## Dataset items
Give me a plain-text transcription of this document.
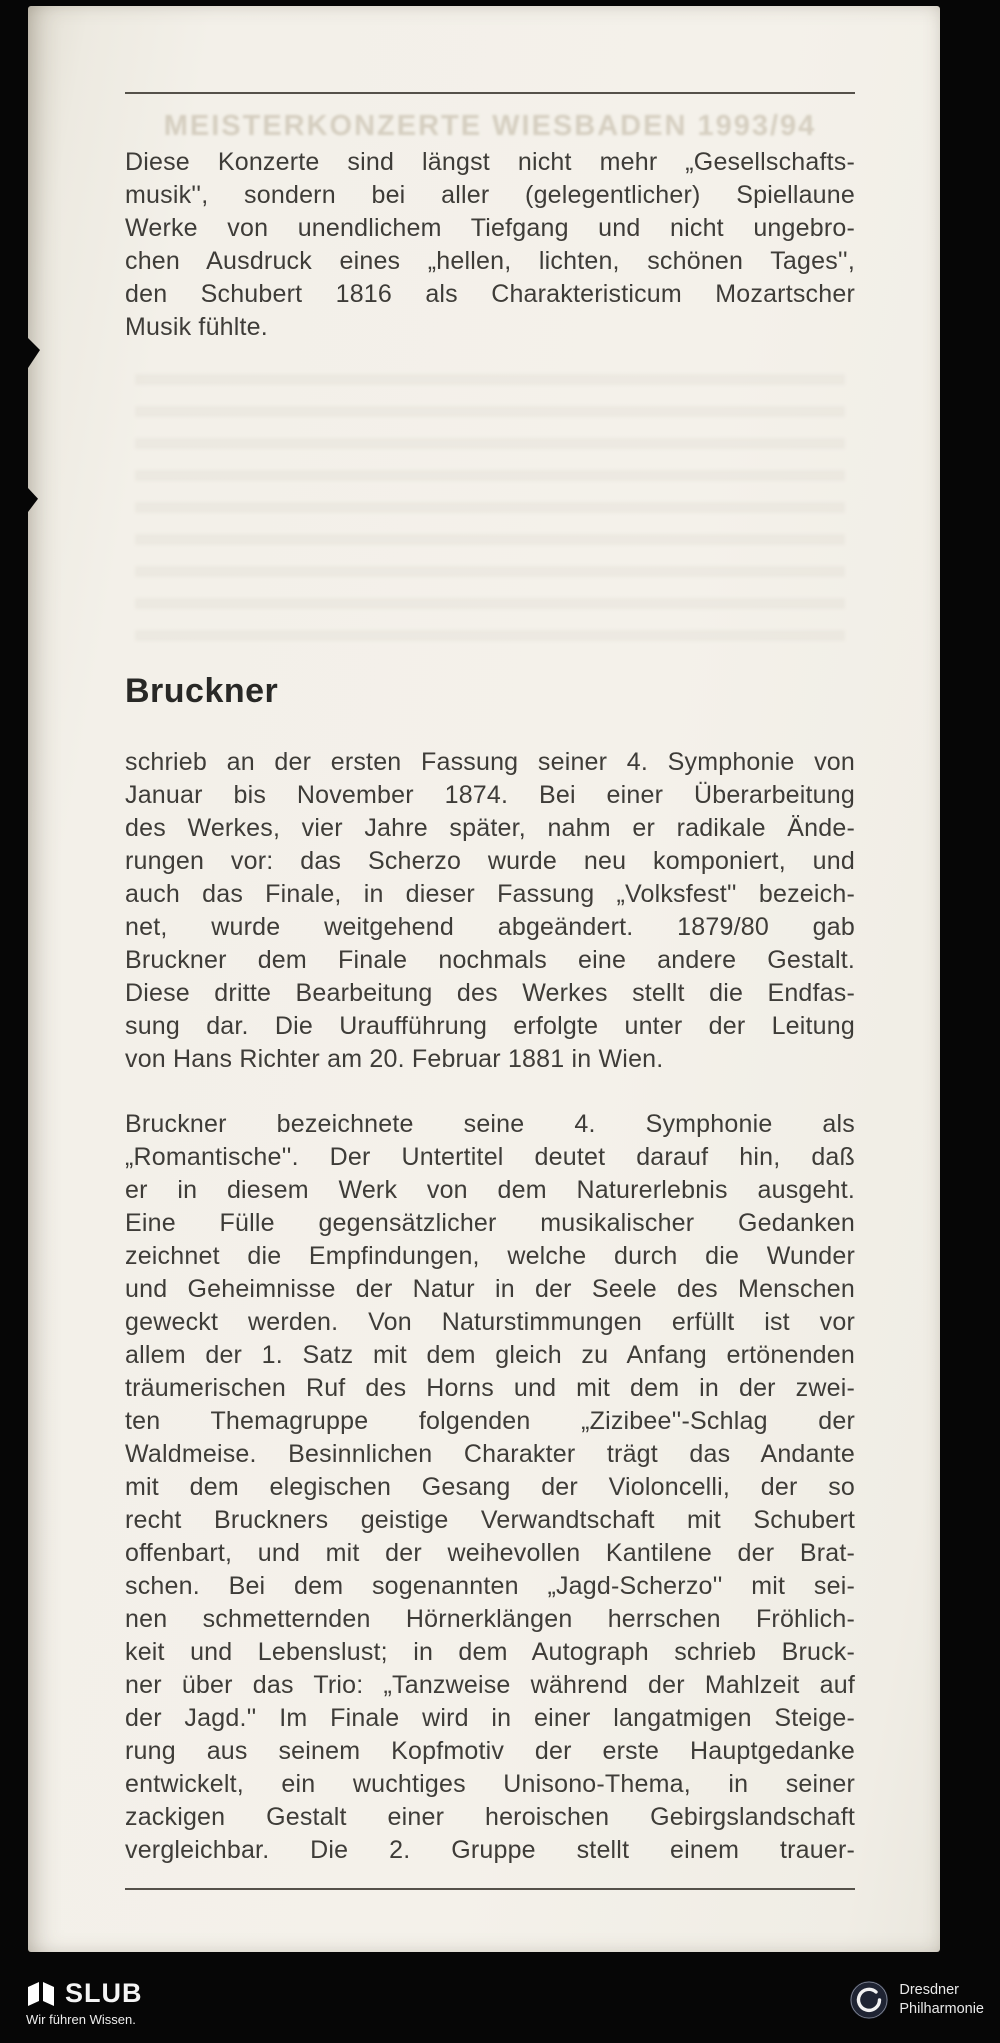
MEISTERKONZERTE WIESBADEN 1993/94
Diese Konzerte sind längst nicht mehr „Gesellschafts-
musik'', sondern bei aller (gelegentlicher) Spiellaune
Werke von unendlichem Tiefgang und nicht ungebro-
chen Ausdruck eines „hellen, lichten, schönen Tages'',
den Schubert 1816 als Charakteristicum Mozartscher
Musik fühlte.
Bruckner
schrieb an der ersten Fassung seiner 4. Symphonie von
Januar bis November 1874. Bei einer Überarbeitung
des Werkes, vier Jahre später, nahm er radikale Ände-
rungen vor: das Scherzo wurde neu komponiert, und
auch das Finale, in dieser Fassung „Volksfest'' bezeich-
net, wurde weitgehend abgeändert. 1879/80 gab
Bruckner dem Finale nochmals eine andere Gestalt.
Diese dritte Bearbeitung des Werkes stellt die Endfas-
sung dar. Die Uraufführung erfolgte unter der Leitung
von Hans Richter am 20. Februar 1881 in Wien.
Bruckner bezeichnete seine 4. Symphonie als
„Romantische''. Der Untertitel deutet darauf hin, daß
er in diesem Werk von dem Naturerlebnis ausgeht.
Eine Fülle gegensätzlicher musikalischer Gedanken
zeichnet die Empfindungen, welche durch die Wunder
und Geheimnisse der Natur in der Seele des Menschen
geweckt werden. Von Naturstimmungen erfüllt ist vor
allem der 1. Satz mit dem gleich zu Anfang ertönenden
träumerischen Ruf des Horns und mit dem in der zwei-
ten Themagruppe folgenden „Zizibee''-Schlag der
Waldmeise. Besinnlichen Charakter trägt das Andante
mit dem elegischen Gesang der Violoncelli, der so
recht Bruckners geistige Verwandtschaft mit Schubert
offenbart, und mit der weihevollen Kantilene der Brat-
schen. Bei dem sogenannten „Jagd-Scherzo'' mit sei-
nen schmetternden Hörnerklängen herrschen Fröhlich-
keit und Lebenslust; in dem Autograph schrieb Bruck-
ner über das Trio: „Tanzweise während der Mahlzeit auf
der Jagd.'' Im Finale wird in einer langatmigen Steige-
rung aus seinem Kopfmotiv der erste Hauptgedanke
entwickelt, ein wuchtiges Unisono-Thema, in seiner
zackigen Gestalt einer heroischen Gebirgslandschaft
vergleichbar. Die 2. Gruppe stellt einem trauer-
SLUB
Wir führen Wissen.
Dresdner
Philharmonie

## WRITTEN EXERCISE
Pick out the lines above containing the word "Werkes", then copy them.

## ANSWER FOR THIS EXERCISE
des Werkes, vier Jahre später, nahm er radikale Ände-
Diese dritte Bearbeitung des Werkes stellt die Endfas-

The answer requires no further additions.